TASK REQUIREMENTS:
Print out every line, exactly as written.

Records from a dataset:
..........

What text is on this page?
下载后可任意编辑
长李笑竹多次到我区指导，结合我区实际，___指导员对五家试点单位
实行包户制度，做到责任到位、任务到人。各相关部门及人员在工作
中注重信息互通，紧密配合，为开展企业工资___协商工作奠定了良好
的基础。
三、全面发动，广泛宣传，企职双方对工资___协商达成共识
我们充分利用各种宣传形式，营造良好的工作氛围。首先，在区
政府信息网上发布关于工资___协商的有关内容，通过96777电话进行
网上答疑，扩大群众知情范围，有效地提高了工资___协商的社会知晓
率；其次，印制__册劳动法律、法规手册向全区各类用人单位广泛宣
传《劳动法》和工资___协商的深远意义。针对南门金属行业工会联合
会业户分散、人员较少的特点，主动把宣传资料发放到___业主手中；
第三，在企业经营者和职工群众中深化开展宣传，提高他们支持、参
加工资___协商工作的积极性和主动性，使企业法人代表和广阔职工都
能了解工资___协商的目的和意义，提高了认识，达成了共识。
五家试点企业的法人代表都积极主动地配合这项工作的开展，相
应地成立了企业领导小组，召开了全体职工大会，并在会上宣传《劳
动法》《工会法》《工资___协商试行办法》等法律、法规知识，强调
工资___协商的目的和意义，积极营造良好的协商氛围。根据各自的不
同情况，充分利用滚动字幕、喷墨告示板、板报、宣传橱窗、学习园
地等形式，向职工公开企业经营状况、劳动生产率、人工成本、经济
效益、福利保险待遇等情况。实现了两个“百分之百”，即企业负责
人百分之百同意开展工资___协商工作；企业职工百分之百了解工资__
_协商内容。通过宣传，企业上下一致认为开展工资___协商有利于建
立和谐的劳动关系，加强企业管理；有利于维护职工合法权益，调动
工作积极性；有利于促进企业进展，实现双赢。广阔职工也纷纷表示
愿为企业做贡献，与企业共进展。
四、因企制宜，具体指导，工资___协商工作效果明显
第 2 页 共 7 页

..........

RESULT BELOW:
What text is on this page?
下载后可任意编辑
长李笑竹多次到我区指导，结合我区实际，___指导员对五家试点单位
实行包户制度，做到责任到位、任务到人。各相关部门及人员在工作
中注重信息互通，紧密配合，为开展企业工资___协商工作奠定了良好
的基础。
三、全面发动，广泛宣传，企职双方对工资___协商达成共识
我们充分利用各种宣传形式，营造良好的工作氛围。首先，在区
政府信息网上发布关于工资___协商的有关内容，通过96777电话进行
网上答疑，扩大群众知情范围，有效地提高了工资___协商的社会知晓
率；其次，印制__册劳动法律、法规手册向全区各类用人单位广泛宣
传《劳动法》和工资___协商的深远意义。针对南门金属行业工会联合
会业户分散、人员较少的特点，主动把宣传资料发放到___业主手中；
第三，在企业经营者和职工群众中深化开展宣传，提高他们支持、参
加工资___协商工作的积极性和主动性，使企业法人代表和广阔职工都
能了解工资___协商的目的和意义，提高了认识，达成了共识。
五家试点企业的法人代表都积极主动地配合这项工作的开展，相
应地成立了企业领导小组，召开了全体职工大会，并在会上宣传《劳
动法》《工会法》《工资___协商试行办法》等法律、法规知识，强调
工资___协商的目的和意义，积极营造良好的协商氛围。根据各自的不
同情况，充分利用滚动字幕、喷墨告示板、板报、宣传橱窗、学习园
地等形式，向职工公开企业经营状况、劳动生产率、人工成本、经济
效益、福利保险待遇等情况。实现了两个“百分之百”，即企业负责
人百分之百同意开展工资___协商工作；企业职工百分之百了解工资__
_协商内容。通过宣传，企业上下一致认为开展工资___协商有利于建
立和谐的劳动关系，加强企业管理；有利于维护职工合法权益，调动
工作积极性；有利于促进企业进展，实现双赢。广阔职工也纷纷表示
愿为企业做贡献，与企业共进展。
四、因企制宜，具体指导，工资___协商工作效果明显
第 2 页 共 7 页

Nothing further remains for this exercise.